The records:
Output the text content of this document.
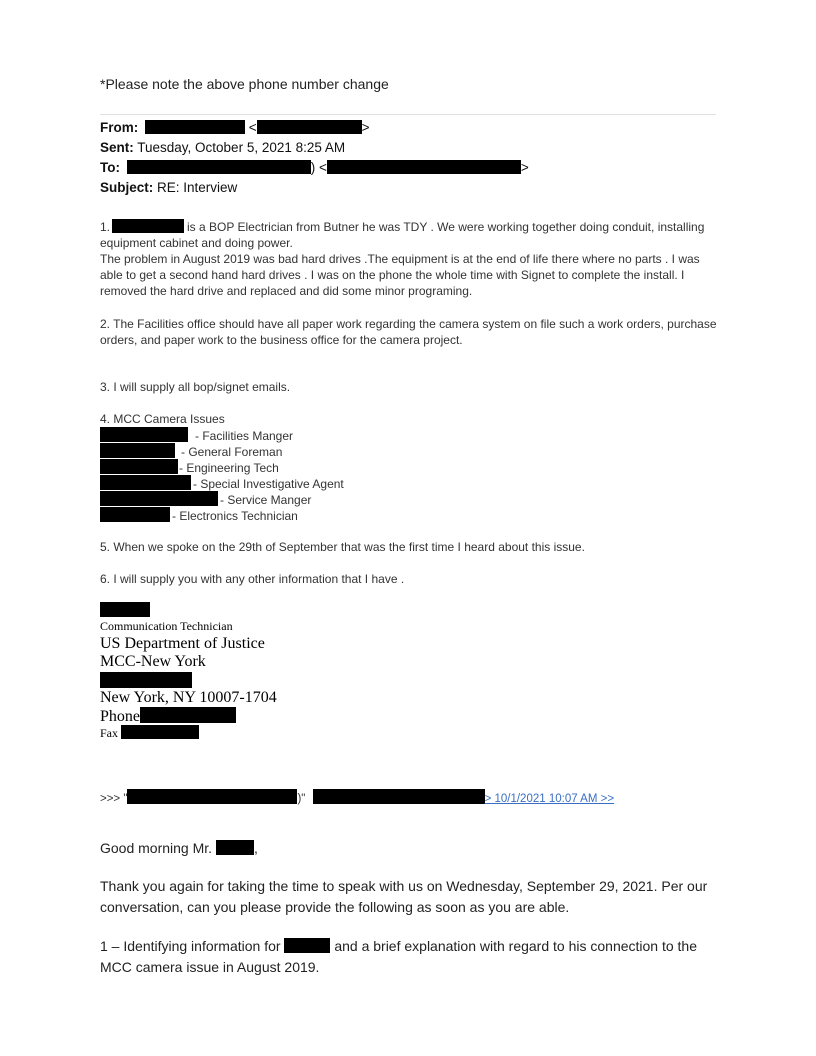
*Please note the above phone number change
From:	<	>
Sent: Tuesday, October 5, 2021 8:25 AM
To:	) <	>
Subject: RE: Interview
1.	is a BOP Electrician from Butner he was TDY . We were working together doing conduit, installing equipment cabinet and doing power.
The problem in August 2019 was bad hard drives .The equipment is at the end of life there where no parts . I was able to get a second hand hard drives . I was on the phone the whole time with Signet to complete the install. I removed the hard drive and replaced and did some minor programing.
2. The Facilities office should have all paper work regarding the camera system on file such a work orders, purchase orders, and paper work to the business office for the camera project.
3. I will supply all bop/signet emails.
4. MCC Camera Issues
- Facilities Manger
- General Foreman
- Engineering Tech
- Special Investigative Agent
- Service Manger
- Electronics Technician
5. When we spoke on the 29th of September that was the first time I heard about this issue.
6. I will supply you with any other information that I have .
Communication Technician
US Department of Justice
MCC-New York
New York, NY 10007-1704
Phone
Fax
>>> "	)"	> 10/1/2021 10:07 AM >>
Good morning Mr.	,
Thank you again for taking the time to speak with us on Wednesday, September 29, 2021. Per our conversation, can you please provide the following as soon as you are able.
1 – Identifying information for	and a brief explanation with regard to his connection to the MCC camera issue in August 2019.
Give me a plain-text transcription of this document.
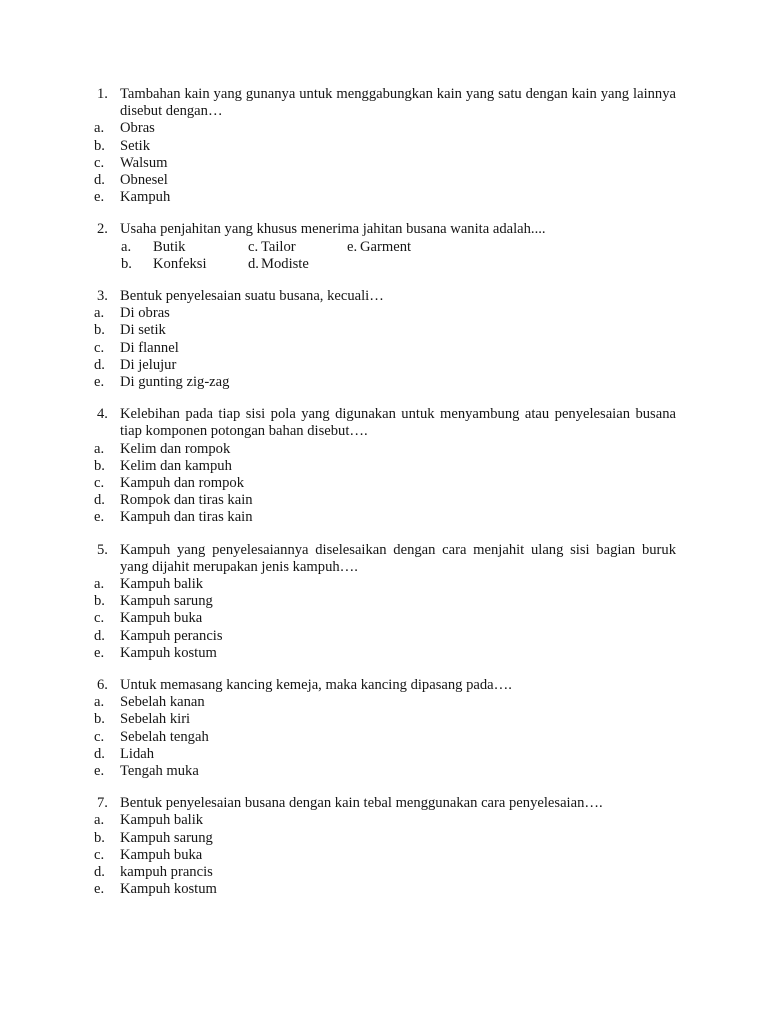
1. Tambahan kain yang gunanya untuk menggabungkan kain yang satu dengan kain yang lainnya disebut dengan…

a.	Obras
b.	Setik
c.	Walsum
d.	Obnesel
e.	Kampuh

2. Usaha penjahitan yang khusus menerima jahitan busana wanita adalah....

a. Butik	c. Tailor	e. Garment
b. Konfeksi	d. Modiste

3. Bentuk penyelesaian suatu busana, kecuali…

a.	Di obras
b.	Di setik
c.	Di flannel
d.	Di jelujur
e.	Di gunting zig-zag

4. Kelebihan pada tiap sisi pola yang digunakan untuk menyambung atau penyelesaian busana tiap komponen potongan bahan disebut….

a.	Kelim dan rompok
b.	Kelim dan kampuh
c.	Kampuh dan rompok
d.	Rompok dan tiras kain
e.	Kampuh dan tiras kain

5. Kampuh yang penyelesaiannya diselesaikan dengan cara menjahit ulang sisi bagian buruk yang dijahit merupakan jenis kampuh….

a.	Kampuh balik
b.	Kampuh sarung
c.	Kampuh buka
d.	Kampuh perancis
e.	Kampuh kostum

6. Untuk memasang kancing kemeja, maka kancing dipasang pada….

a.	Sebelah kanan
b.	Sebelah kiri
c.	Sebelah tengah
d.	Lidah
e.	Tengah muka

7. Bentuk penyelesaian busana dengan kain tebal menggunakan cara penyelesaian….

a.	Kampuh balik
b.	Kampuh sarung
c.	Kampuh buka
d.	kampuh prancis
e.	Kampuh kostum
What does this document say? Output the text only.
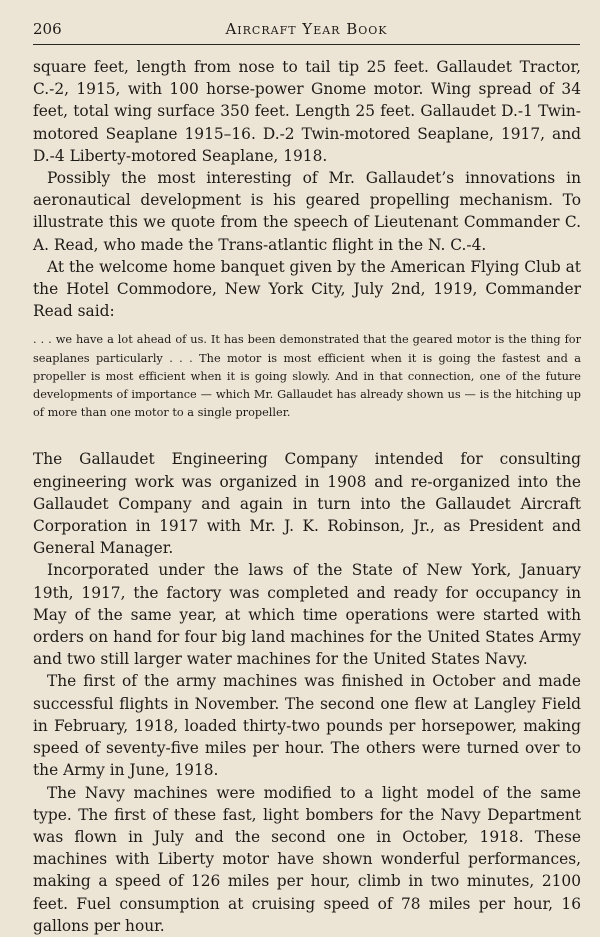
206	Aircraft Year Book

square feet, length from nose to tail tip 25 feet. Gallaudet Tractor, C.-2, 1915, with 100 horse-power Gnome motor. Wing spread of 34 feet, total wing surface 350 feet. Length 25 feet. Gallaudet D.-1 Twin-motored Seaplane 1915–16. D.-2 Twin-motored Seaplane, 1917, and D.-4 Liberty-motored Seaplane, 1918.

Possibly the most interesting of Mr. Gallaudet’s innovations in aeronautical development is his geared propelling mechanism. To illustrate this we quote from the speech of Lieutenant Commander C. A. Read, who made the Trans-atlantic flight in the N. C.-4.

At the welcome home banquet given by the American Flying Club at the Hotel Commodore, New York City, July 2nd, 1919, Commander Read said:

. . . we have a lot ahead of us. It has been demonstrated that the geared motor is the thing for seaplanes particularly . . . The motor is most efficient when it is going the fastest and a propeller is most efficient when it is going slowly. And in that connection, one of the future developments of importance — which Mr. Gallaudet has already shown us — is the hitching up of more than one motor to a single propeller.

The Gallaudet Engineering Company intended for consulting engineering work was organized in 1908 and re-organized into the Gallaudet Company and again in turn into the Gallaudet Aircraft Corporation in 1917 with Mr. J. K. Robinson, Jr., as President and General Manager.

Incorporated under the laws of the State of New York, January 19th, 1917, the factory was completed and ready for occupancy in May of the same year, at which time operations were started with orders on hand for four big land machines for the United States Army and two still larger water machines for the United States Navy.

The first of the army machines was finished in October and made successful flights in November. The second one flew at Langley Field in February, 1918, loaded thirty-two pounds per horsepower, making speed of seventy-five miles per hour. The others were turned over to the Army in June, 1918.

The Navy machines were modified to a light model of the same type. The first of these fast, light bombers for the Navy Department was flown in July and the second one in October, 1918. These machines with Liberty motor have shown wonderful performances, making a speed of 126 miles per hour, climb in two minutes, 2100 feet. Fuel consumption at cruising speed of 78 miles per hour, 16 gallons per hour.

Task to complete:
How many of the lines above hold "York"? Answer with only the number.

Correct response:
4